INSTRUCTION
Copy every line of the records below word for word, keeping each entry's text and box coordinates unchanged.

DATA FOR PROCESSING
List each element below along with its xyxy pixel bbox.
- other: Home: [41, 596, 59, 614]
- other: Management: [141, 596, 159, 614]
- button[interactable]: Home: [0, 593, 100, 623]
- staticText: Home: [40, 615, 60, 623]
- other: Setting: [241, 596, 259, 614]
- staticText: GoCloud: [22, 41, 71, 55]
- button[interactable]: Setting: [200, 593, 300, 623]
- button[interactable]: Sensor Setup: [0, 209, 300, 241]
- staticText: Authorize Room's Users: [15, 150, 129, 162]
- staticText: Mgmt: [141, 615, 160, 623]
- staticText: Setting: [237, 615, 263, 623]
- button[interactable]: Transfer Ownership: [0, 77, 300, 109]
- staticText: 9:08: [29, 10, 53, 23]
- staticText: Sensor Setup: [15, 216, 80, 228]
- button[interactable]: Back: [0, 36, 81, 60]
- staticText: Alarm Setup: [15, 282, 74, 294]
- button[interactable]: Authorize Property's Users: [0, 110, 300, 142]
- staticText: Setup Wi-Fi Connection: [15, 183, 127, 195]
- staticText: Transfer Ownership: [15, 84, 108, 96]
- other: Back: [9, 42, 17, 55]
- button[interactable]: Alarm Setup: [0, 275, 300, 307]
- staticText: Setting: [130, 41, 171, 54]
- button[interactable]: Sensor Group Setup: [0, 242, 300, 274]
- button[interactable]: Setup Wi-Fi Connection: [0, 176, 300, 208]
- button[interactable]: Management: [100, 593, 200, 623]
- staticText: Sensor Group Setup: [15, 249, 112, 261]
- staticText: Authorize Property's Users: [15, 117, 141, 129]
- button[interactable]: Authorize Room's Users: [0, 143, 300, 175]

TASK RESULT
List each element below along with its xyxy pixel bbox.
- other: Home: [41, 596, 59, 614]
- other: Management: [141, 596, 159, 614]
- button[interactable]: Home: [0, 593, 100, 623]
- staticText: Home: [40, 615, 60, 623]
- other: Setting: [241, 596, 259, 614]
- staticText: GoCloud: [22, 41, 71, 55]
- button[interactable]: Setting: [200, 593, 300, 623]
- button[interactable]: Sensor Setup: [0, 209, 300, 241]
- staticText: Authorize Room's Users: [15, 150, 129, 162]
- staticText: Mgmt: [141, 615, 160, 623]
- staticText: Setting: [237, 615, 263, 623]
- button[interactable]: Transfer Ownership: [0, 77, 300, 109]
- staticText: 9:08: [29, 10, 53, 23]
- staticText: Sensor Setup: [15, 216, 80, 228]
- button[interactable]: Back: [0, 36, 81, 60]
- staticText: Alarm Setup: [15, 282, 74, 294]
- button[interactable]: Authorize Property's Users: [0, 110, 300, 142]
- staticText: Setup Wi-Fi Connection: [15, 183, 127, 195]
- staticText: Transfer Ownership: [15, 84, 108, 96]
- other: Back: [9, 42, 17, 55]
- button[interactable]: Alarm Setup: [0, 275, 300, 307]
- staticText: Setting: [130, 41, 171, 54]
- button[interactable]: Sensor Group Setup: [0, 242, 300, 274]
- button[interactable]: Setup Wi-Fi Connection: [0, 176, 300, 208]
- button[interactable]: Management: [100, 593, 200, 623]
- staticText: Sensor Group Setup: [15, 249, 112, 261]
- staticText: Authorize Property's Users: [15, 117, 141, 129]
- button[interactable]: Authorize Room's Users: [0, 143, 300, 175]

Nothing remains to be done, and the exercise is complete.